GIVEN EXERCISE - Filter this material down to the lines that hold "diffgr", copying each one.

Records from a data collection
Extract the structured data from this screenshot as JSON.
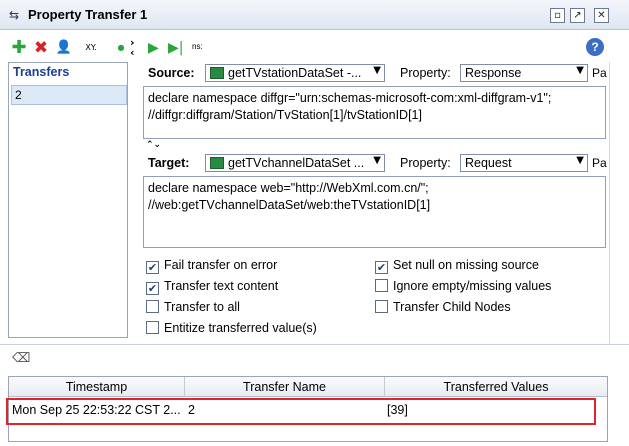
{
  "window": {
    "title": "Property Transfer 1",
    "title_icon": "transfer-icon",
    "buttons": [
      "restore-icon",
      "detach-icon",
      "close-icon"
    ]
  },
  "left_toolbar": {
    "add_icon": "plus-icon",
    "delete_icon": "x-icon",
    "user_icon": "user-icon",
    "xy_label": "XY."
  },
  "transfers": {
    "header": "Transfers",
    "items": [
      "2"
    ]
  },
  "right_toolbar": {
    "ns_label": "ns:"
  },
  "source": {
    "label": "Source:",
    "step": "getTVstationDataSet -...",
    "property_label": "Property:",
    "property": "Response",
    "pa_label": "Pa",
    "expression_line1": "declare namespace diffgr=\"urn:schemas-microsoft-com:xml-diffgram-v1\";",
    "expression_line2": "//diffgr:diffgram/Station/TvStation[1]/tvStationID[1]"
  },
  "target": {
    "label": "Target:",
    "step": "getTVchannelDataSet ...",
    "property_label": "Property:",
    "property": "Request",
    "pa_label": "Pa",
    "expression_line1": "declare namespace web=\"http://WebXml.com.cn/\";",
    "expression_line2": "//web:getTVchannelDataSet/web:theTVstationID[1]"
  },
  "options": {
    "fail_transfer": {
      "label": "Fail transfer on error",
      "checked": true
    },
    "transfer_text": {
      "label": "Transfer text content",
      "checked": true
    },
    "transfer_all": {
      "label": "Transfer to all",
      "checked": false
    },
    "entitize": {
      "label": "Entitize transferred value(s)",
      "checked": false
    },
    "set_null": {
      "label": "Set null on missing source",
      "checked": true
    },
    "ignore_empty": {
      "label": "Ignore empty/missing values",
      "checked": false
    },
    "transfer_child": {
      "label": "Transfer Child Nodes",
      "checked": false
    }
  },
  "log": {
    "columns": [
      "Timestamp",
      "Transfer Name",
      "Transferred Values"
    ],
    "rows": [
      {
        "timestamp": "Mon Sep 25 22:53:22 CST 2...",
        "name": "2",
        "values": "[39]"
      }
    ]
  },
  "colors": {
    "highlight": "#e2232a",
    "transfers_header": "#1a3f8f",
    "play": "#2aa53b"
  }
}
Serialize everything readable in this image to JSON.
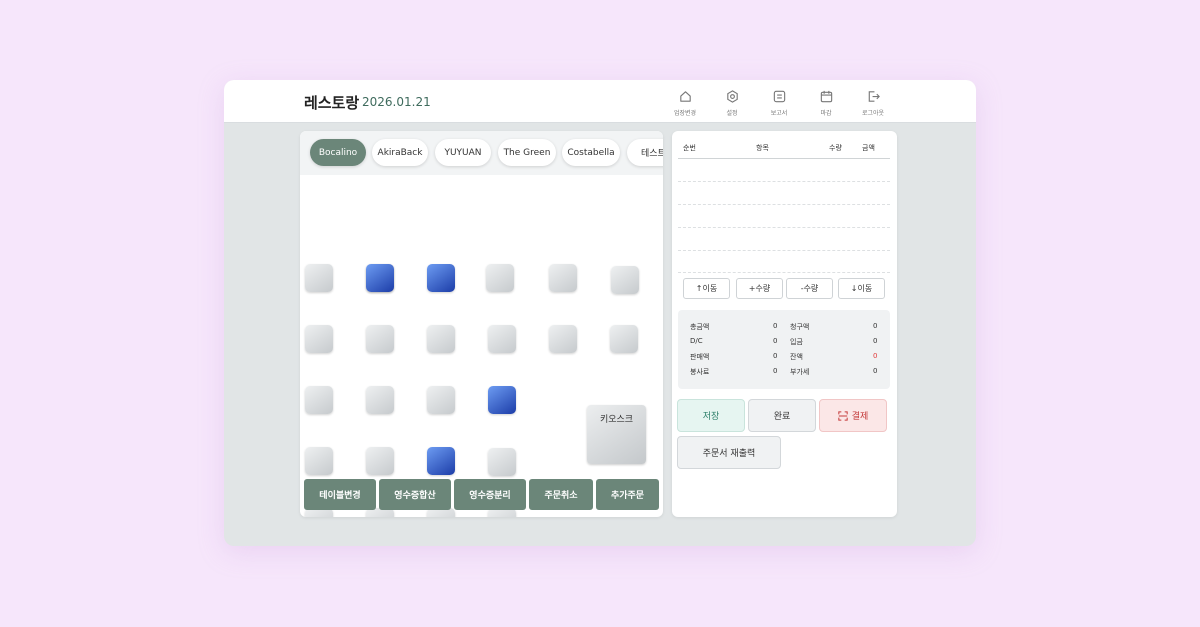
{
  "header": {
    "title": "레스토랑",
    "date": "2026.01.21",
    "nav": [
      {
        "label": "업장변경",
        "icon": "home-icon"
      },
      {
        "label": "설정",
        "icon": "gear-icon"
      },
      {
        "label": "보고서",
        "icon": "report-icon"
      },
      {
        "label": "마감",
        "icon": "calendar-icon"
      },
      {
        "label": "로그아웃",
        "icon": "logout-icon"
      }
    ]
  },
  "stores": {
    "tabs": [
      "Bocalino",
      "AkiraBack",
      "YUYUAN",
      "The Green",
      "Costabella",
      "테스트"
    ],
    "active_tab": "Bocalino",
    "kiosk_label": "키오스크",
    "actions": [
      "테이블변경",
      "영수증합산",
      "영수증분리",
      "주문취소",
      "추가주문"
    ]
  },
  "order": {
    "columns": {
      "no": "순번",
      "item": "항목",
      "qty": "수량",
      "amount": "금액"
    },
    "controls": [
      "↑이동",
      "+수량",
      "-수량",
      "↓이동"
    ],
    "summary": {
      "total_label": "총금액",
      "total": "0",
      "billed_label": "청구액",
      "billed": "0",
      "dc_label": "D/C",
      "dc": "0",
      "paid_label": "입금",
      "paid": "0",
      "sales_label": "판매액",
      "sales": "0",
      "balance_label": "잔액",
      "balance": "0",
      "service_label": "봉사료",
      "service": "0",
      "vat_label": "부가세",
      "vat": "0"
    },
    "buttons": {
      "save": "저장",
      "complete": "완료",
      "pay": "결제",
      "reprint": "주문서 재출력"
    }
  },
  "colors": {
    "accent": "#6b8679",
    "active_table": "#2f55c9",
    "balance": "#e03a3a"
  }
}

--

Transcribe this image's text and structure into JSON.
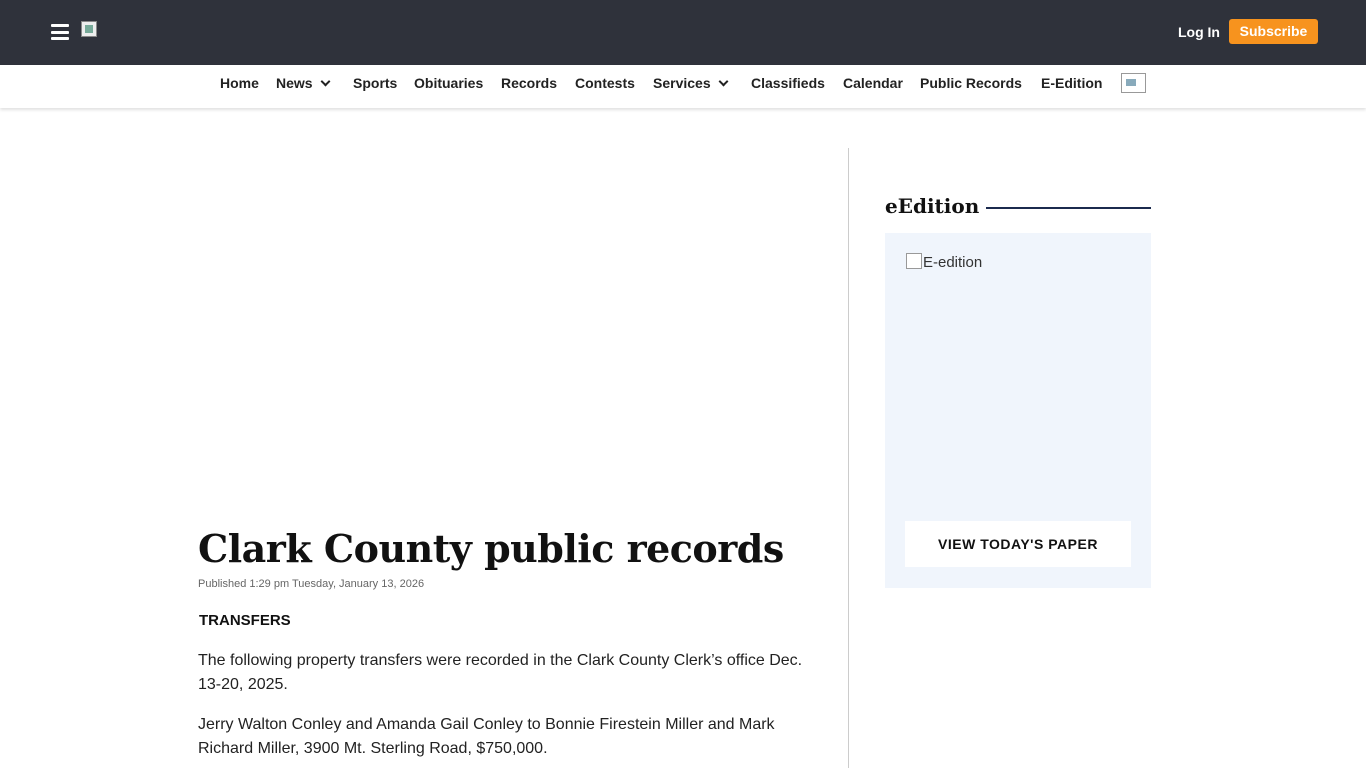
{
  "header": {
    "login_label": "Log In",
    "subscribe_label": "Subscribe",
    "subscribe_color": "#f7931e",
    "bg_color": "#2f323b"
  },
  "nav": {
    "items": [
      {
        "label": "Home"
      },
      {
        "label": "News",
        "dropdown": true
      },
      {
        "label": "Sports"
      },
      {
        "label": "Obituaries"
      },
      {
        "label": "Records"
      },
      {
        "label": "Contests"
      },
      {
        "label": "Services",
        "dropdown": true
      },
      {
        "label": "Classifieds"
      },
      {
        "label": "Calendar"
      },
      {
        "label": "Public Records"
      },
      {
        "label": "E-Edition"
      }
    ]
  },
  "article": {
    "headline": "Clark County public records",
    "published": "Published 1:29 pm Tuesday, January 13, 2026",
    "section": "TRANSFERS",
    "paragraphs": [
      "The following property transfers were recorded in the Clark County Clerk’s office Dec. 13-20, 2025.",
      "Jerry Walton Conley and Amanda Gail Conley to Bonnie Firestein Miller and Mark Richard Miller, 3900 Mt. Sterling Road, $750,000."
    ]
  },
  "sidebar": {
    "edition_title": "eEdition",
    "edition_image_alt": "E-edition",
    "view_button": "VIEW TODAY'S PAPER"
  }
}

RIGHT ANSWER -
    "expression_line1": "declare namespace diffgr=\"urn:schemas-microsoft-com:xml-diffgram-v1\";",
    "expression_line2": "//diffgr:diffgram/Station/TvStation[1]/tvStationID[1]"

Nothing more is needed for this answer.